Exercise task
Check each line below for the word "this", and copy those that have it.
*** Source data ***
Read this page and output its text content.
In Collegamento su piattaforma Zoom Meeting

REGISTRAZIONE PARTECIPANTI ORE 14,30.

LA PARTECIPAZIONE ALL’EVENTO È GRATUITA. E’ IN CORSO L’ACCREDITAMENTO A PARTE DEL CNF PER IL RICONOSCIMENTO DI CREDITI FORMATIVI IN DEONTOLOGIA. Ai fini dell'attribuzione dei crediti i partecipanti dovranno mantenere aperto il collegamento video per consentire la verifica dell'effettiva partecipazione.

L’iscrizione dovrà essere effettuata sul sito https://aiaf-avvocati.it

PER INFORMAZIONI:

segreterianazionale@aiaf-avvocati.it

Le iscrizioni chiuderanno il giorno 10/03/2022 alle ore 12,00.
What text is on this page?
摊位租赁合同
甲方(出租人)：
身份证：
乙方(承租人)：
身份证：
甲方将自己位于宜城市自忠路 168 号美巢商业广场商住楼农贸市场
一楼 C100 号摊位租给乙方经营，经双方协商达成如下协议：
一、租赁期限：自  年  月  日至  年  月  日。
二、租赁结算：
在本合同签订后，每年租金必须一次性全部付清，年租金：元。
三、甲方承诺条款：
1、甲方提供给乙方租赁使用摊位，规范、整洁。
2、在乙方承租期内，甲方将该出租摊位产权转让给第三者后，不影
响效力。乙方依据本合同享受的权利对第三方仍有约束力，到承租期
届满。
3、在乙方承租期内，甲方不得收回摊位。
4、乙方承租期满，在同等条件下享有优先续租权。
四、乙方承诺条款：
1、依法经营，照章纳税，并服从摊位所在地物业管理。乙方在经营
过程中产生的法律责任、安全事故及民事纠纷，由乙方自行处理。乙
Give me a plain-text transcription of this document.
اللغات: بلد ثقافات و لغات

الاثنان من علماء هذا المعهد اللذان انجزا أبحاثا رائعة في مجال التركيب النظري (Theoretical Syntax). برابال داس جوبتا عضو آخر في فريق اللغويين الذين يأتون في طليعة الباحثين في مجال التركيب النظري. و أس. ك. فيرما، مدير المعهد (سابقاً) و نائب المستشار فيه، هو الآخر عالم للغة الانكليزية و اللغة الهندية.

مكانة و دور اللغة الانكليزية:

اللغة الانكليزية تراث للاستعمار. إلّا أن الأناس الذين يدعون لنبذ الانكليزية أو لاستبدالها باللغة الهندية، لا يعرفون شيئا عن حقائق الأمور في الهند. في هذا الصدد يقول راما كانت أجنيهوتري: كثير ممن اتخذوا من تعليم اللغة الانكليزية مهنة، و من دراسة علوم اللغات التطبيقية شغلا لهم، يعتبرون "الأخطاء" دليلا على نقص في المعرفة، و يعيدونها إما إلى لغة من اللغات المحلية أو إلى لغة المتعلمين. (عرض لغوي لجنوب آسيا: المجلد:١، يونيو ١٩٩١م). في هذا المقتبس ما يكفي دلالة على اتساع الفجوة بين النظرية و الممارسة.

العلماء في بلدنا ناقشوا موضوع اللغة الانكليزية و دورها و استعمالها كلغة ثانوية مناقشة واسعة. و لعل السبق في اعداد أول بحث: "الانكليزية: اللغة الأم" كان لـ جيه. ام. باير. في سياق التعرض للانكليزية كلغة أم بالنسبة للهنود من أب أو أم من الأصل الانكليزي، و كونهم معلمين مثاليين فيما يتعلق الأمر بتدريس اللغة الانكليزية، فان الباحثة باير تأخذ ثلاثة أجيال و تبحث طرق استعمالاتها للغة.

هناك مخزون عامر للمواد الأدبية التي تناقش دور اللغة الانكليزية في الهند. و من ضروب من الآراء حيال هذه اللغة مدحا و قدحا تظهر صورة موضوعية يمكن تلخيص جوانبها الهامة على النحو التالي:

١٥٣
***
Correct answer
Read this page and output its text content.
What text is on this page?
Give me a plain-text transcription of this document.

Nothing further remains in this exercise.